### Your task
Go through the material below and report how many lines contain "Расчет". Give only the number.
------
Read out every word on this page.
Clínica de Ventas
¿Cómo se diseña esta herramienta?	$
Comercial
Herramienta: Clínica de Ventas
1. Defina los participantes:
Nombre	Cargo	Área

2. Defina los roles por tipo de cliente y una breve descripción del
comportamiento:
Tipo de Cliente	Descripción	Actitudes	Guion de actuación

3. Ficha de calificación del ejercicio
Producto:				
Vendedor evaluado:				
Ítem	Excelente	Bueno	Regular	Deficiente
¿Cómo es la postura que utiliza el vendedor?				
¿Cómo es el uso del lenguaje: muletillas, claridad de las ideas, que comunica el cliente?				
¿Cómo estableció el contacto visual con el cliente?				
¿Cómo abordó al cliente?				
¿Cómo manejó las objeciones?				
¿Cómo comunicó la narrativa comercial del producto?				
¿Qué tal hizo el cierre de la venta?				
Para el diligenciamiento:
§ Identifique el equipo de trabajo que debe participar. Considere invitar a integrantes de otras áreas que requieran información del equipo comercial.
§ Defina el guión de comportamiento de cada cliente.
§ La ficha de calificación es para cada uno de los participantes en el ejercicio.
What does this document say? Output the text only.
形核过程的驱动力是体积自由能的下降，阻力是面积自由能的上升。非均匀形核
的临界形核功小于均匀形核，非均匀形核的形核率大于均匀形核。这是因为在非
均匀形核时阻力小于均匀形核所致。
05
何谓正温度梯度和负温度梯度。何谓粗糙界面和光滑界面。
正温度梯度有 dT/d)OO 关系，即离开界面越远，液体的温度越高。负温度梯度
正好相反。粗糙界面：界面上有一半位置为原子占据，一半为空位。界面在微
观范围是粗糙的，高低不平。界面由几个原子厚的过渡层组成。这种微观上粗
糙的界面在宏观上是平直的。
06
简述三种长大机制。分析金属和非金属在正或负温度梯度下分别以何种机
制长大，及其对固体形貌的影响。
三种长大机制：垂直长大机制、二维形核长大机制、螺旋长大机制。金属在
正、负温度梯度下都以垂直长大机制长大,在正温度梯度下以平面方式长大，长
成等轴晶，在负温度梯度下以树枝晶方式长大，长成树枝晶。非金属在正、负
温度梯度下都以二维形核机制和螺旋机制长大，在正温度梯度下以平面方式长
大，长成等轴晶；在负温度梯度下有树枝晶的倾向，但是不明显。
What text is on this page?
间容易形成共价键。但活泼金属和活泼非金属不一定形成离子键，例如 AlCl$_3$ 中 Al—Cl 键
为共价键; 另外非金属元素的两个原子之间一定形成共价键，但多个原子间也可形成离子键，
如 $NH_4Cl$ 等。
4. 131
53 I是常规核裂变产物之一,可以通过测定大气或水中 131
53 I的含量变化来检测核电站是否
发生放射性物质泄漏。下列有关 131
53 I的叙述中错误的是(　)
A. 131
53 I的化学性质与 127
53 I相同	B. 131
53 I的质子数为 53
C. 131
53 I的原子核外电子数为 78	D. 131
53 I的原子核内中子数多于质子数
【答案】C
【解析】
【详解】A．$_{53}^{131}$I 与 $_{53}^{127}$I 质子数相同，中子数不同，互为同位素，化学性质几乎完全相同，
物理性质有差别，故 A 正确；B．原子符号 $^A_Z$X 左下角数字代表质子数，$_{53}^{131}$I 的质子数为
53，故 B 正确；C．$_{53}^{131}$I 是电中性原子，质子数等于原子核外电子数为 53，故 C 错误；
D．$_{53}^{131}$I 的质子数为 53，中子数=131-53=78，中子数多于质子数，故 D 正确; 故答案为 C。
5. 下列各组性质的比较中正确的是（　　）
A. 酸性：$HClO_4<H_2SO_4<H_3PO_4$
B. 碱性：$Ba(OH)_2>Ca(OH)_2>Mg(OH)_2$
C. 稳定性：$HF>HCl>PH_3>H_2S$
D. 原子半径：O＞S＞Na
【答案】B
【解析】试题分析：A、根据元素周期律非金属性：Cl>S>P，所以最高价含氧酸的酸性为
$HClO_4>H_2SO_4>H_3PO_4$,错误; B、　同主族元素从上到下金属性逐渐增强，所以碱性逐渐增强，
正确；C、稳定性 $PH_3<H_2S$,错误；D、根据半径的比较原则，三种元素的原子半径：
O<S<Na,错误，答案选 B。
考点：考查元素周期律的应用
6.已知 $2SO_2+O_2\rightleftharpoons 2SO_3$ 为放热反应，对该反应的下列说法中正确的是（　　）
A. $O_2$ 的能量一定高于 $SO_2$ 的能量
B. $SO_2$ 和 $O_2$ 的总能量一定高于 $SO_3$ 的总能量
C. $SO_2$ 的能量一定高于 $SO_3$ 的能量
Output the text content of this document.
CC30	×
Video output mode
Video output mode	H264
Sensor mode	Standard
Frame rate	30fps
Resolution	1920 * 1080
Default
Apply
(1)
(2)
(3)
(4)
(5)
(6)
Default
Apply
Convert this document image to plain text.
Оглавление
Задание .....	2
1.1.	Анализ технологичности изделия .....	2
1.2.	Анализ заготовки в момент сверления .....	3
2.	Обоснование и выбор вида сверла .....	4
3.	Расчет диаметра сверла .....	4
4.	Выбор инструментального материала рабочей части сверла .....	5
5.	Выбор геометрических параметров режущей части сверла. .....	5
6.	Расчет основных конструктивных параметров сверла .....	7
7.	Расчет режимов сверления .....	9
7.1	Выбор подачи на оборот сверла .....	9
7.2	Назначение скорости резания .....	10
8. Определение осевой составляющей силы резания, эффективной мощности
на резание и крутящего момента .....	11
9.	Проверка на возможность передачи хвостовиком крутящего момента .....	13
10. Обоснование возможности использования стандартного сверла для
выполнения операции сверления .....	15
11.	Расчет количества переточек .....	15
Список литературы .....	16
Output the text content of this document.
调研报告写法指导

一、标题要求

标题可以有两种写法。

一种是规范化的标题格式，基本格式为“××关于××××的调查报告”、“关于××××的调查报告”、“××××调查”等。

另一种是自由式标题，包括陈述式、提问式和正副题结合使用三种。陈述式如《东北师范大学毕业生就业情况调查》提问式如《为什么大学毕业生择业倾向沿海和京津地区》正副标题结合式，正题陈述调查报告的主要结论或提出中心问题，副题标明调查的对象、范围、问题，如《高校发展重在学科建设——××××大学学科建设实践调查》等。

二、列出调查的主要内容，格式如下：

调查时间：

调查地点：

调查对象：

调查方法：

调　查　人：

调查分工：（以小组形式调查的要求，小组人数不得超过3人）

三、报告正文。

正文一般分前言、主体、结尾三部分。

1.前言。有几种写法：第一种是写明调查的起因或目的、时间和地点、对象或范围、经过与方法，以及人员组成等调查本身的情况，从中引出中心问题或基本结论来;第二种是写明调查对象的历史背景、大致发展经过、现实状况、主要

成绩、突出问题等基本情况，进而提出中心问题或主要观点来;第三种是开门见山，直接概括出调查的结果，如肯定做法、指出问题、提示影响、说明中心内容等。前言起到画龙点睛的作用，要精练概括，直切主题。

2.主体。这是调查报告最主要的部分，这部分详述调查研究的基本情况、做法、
------
### Output of the exercise
4